[Exercise description] Check every line of the entries for "minimum", and copy the lines that hold it.

[Record set]
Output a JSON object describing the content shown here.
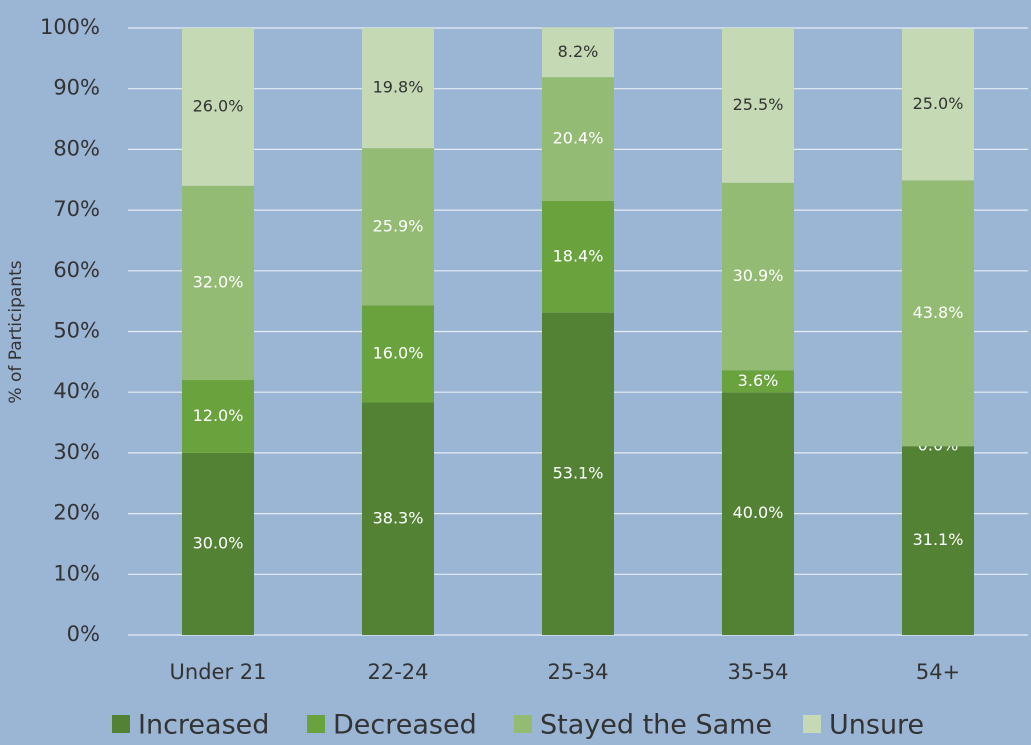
{
  "chart_data": {
    "type": "stacked_bar",
    "categories": [
      "Under 21",
      "22-24",
      "25-34",
      "35-54",
      "54+"
    ],
    "series": [
      {
        "name": "Increased",
        "color": "#548235",
        "values": [
          30.0,
          38.3,
          53.1,
          40.0,
          31.1
        ],
        "value_labels": [
          "30.0%",
          "38.3%",
          "53.1%",
          "40.0%",
          "31.1%"
        ]
      },
      {
        "name": "Decreased",
        "color": "#6aa23e",
        "values": [
          12.0,
          16.0,
          18.4,
          3.6,
          0.0
        ],
        "value_labels": [
          "12.0%",
          "16.0%",
          "18.4%",
          "3.6%",
          "0.0%"
        ]
      },
      {
        "name": "Stayed the Same",
        "color": "#93bb73",
        "values": [
          32.0,
          25.9,
          20.4,
          30.9,
          43.8
        ],
        "value_labels": [
          "32.0%",
          "25.9%",
          "20.4%",
          "30.9%",
          "43.8%"
        ]
      },
      {
        "name": "Unsure",
        "color": "#c5dab4",
        "values": [
          26.0,
          19.8,
          8.2,
          25.5,
          25.0
        ],
        "value_labels": [
          "26.0%",
          "19.8%",
          "8.2%",
          "25.5%",
          "25.0%"
        ]
      }
    ],
    "y_label": "% of Participants",
    "ylim": [
      0,
      100
    ],
    "yticks": [
      {
        "value": 0,
        "label": "0%"
      },
      {
        "value": 10,
        "label": "10%"
      },
      {
        "value": 20,
        "label": "20%"
      },
      {
        "value": 30,
        "label": "30%"
      },
      {
        "value": 40,
        "label": "40%"
      },
      {
        "value": 50,
        "label": "50%"
      },
      {
        "value": 60,
        "label": "60%"
      },
      {
        "value": 70,
        "label": "70%"
      },
      {
        "value": 80,
        "label": "80%"
      },
      {
        "value": 90,
        "label": "90%"
      },
      {
        "value": 100,
        "label": "100%"
      }
    ],
    "grid": true,
    "legend": "bottom"
  }
}
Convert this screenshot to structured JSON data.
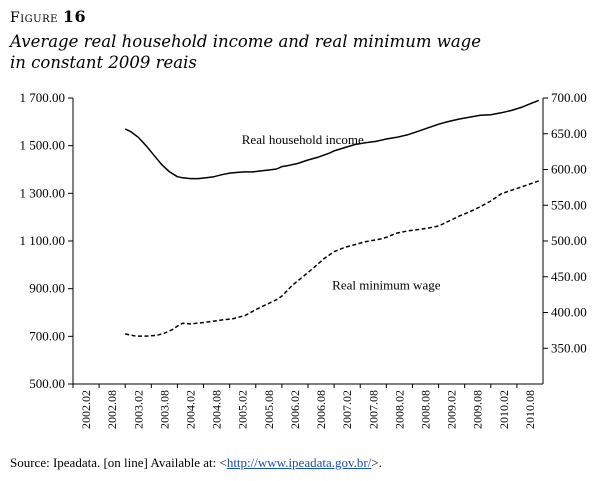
{
  "figure": {
    "label_prefix": "Figure",
    "label_number": "16",
    "title_line1": "Average real household income and real minimum wage",
    "title_line2": "in constant 2009 reais"
  },
  "source": {
    "prefix": "Source: Ipeadata. [on line] Available at: <",
    "url_text": "http://www.ipeadata.gov.br/",
    "suffix": ">."
  },
  "chart_data": {
    "type": "line",
    "title": "Average real household income and real minimum wage in constant 2009 reais",
    "xlabel": "",
    "ylabel_left": "",
    "ylabel_right": "",
    "x_tick_labels": [
      "2002.02",
      "2002.08",
      "2003.02",
      "2003.08",
      "2004.02",
      "2004.08",
      "2005.02",
      "2005.08",
      "2006.02",
      "2006.08",
      "2007.02",
      "2007.08",
      "2008.02",
      "2008.08",
      "2009.02",
      "2009.08",
      "2010.02",
      "2010.08"
    ],
    "x_range": [
      2002.0,
      2011.0
    ],
    "y_left": {
      "range": [
        500,
        1700
      ],
      "ticks": [
        500,
        700,
        900,
        1100,
        1300,
        1500,
        1700
      ],
      "tick_labels": [
        "500.00",
        "700.00",
        "900.00",
        "1 100.00",
        "1 300.00",
        "1 500.00",
        "1 700.00"
      ]
    },
    "y_right": {
      "range": [
        300,
        700
      ],
      "ticks": [
        350,
        400,
        450,
        500,
        550,
        600,
        650,
        700
      ],
      "tick_labels": [
        "350.00",
        "400.00",
        "450.00",
        "500.00",
        "550.00",
        "600.00",
        "650.00",
        "700.00"
      ]
    },
    "grid": false,
    "series": [
      {
        "name": "Real household income",
        "axis": "left",
        "style": "solid",
        "label": "Real household income",
        "x": [
          2003.0,
          2003.1,
          2003.25,
          2003.4,
          2003.55,
          2003.7,
          2003.85,
          2004.0,
          2004.1,
          2004.25,
          2004.4,
          2004.55,
          2004.7,
          2004.85,
          2005.0,
          2005.15,
          2005.3,
          2005.45,
          2005.6,
          2005.75,
          2005.9,
          2006.0,
          2006.15,
          2006.3,
          2006.5,
          2006.7,
          2006.9,
          2007.0,
          2007.2,
          2007.4,
          2007.6,
          2007.8,
          2008.0,
          2008.2,
          2008.4,
          2008.6,
          2008.8,
          2009.0,
          2009.2,
          2009.4,
          2009.6,
          2009.8,
          2010.0,
          2010.2,
          2010.4,
          2010.6,
          2010.8,
          2010.92
        ],
        "y": [
          1570,
          1560,
          1535,
          1500,
          1460,
          1420,
          1390,
          1370,
          1365,
          1362,
          1362,
          1365,
          1370,
          1378,
          1385,
          1388,
          1390,
          1390,
          1394,
          1398,
          1402,
          1412,
          1418,
          1425,
          1440,
          1452,
          1468,
          1478,
          1492,
          1505,
          1512,
          1518,
          1528,
          1535,
          1545,
          1560,
          1575,
          1590,
          1602,
          1612,
          1620,
          1628,
          1630,
          1638,
          1648,
          1662,
          1680,
          1690
        ]
      },
      {
        "name": "Real minimum wage",
        "axis": "right",
        "style": "dashed",
        "label": "Real minimum wage",
        "x": [
          2003.0,
          2003.2,
          2003.4,
          2003.6,
          2003.75,
          2003.9,
          2004.0,
          2004.1,
          2004.25,
          2004.5,
          2004.7,
          2004.9,
          2005.05,
          2005.3,
          2005.5,
          2005.7,
          2005.9,
          2006.0,
          2006.2,
          2006.4,
          2006.6,
          2006.8,
          2007.0,
          2007.2,
          2007.4,
          2007.6,
          2007.9,
          2008.0,
          2008.2,
          2008.4,
          2008.6,
          2008.8,
          2009.0,
          2009.2,
          2009.4,
          2009.6,
          2009.8,
          2010.0,
          2010.2,
          2010.4,
          2010.6,
          2010.8,
          2010.92
        ],
        "y": [
          370,
          367,
          367,
          368,
          371,
          376,
          381,
          385,
          384,
          386,
          388,
          390,
          391,
          396,
          404,
          411,
          418,
          423,
          438,
          450,
          462,
          475,
          485,
          491,
          495,
          499,
          503,
          505,
          511,
          514,
          516,
          518,
          521,
          528,
          535,
          541,
          548,
          556,
          566,
          571,
          576,
          581,
          584
        ]
      }
    ],
    "annotations": [
      {
        "text": "Real household income",
        "near_series": "Real household income"
      },
      {
        "text": "Real minimum wage",
        "near_series": "Real minimum wage"
      }
    ]
  }
}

[Output for this task]
    "title_line1": "Average real household income and real minimum wage",
    "title": "Average real household income and real minimum wage in constant 2009 reais",
        "name": "Real minimum wage",
        "label": "Real minimum wage",
        "text": "Real minimum wage",
        "near_series": "Real minimum wage"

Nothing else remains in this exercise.